Scan the data beneath this task and copy each line that includes "ylabel".

(EXCERPTED DATA):
====

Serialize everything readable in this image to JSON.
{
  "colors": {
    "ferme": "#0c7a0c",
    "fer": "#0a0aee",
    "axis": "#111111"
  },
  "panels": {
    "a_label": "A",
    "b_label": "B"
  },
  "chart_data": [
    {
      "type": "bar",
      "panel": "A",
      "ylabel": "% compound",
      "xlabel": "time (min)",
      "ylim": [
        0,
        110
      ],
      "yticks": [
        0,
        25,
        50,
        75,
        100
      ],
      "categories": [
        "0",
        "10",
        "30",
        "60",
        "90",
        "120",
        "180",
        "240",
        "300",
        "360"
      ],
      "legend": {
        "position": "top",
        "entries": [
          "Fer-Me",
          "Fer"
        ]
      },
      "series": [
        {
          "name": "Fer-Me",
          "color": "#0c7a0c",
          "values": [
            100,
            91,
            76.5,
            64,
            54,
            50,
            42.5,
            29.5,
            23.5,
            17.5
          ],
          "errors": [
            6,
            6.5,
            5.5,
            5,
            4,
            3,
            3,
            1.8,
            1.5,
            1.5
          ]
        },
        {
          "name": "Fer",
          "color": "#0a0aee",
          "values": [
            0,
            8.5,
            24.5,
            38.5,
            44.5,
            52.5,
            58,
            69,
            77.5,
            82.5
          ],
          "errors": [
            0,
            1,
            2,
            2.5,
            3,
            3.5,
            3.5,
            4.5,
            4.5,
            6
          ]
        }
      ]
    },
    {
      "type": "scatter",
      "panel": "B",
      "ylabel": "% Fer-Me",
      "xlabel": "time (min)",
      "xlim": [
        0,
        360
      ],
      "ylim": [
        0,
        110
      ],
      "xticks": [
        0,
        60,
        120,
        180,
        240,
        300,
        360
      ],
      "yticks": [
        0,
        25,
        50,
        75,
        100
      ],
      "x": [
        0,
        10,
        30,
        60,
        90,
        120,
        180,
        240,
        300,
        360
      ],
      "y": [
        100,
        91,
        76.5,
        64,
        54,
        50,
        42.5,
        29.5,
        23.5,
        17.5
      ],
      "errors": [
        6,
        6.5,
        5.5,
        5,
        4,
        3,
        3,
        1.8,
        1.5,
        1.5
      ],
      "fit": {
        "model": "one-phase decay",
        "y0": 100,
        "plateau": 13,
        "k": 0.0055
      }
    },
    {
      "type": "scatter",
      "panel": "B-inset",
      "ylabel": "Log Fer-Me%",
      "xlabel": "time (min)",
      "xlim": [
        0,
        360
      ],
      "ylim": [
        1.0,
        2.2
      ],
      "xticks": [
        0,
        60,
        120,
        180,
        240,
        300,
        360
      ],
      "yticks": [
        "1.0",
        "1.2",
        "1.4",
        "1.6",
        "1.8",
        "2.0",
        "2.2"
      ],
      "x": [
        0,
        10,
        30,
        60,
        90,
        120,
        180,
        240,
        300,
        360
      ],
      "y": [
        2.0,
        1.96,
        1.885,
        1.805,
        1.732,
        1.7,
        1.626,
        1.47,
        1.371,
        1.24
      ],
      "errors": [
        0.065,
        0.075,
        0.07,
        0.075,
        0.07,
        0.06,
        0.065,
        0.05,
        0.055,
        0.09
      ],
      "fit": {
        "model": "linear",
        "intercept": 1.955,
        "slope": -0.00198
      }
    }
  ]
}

====

(THE SOLUTION):
      "ylabel": "% compound",
      "ylabel": "% Fer-Me",
      "ylabel": "Log Fer-Me%",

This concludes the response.